(Records excerpted from a collection)

....................

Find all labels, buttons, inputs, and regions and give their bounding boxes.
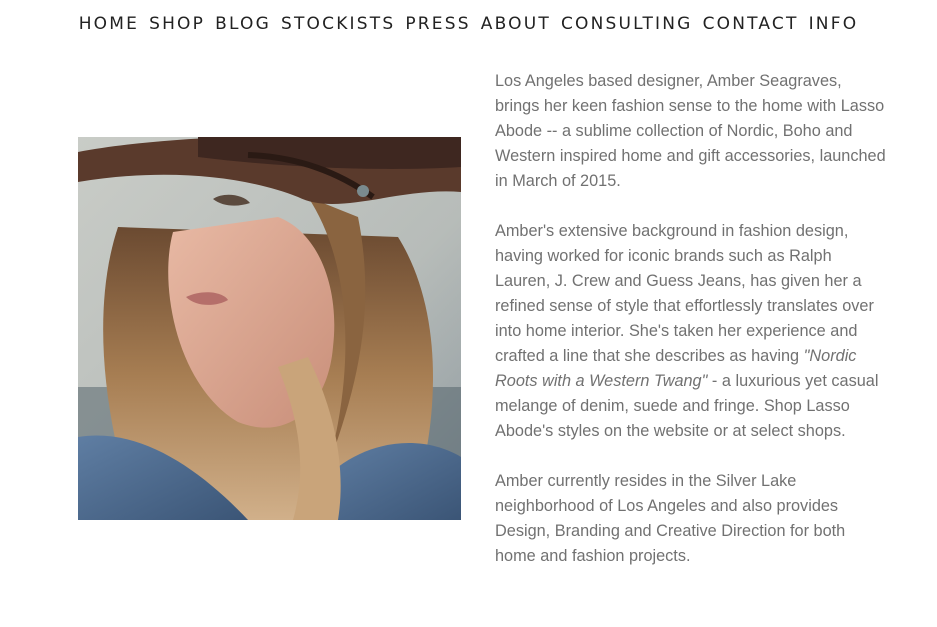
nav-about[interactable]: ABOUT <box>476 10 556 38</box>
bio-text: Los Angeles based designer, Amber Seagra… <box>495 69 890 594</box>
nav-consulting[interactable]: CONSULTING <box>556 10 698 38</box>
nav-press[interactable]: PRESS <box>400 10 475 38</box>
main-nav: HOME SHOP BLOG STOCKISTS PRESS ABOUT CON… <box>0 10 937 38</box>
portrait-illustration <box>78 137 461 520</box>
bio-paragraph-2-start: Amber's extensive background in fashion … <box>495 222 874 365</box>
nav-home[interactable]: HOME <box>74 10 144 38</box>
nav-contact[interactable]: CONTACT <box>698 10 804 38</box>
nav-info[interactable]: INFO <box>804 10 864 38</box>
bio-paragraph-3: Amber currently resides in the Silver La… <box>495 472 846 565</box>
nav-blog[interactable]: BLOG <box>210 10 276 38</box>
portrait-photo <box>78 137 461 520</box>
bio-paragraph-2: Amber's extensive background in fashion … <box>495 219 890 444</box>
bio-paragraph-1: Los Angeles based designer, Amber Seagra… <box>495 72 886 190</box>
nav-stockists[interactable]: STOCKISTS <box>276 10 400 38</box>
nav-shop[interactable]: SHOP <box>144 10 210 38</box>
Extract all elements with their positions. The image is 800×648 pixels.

....................

> [SET EXERCISE]: Write out every line above exactly, leaving out the picture.

> [SOLUTION]:
Find all labels, buttons, inputs, and regions and give their bounding boxes.
nav-about[interactable]: ABOUT <box>476 10 556 38</box>
bio-text: Los Angeles based designer, Amber Seagra… <box>495 69 890 594</box>
nav-consulting[interactable]: CONSULTING <box>556 10 698 38</box>
nav-press[interactable]: PRESS <box>400 10 475 38</box>
main-nav: HOME SHOP BLOG STOCKISTS PRESS ABOUT CON… <box>0 10 937 38</box>
portrait-illustration <box>78 137 461 520</box>
bio-paragraph-2-start: Amber's extensive background in fashion … <box>495 222 874 365</box>
nav-home[interactable]: HOME <box>74 10 144 38</box>
nav-contact[interactable]: CONTACT <box>698 10 804 38</box>
nav-info[interactable]: INFO <box>804 10 864 38</box>
bio-paragraph-3: Amber currently resides in the Silver La… <box>495 472 846 565</box>
nav-blog[interactable]: BLOG <box>210 10 276 38</box>
portrait-photo <box>78 137 461 520</box>
bio-paragraph-2: Amber's extensive background in fashion … <box>495 219 890 444</box>
bio-paragraph-1: Los Angeles based designer, Amber Seagra… <box>495 72 886 190</box>
nav-stockists[interactable]: STOCKISTS <box>276 10 400 38</box>
nav-shop[interactable]: SHOP <box>144 10 210 38</box>
Extract all elements with their positions. The image is 800×648 pixels.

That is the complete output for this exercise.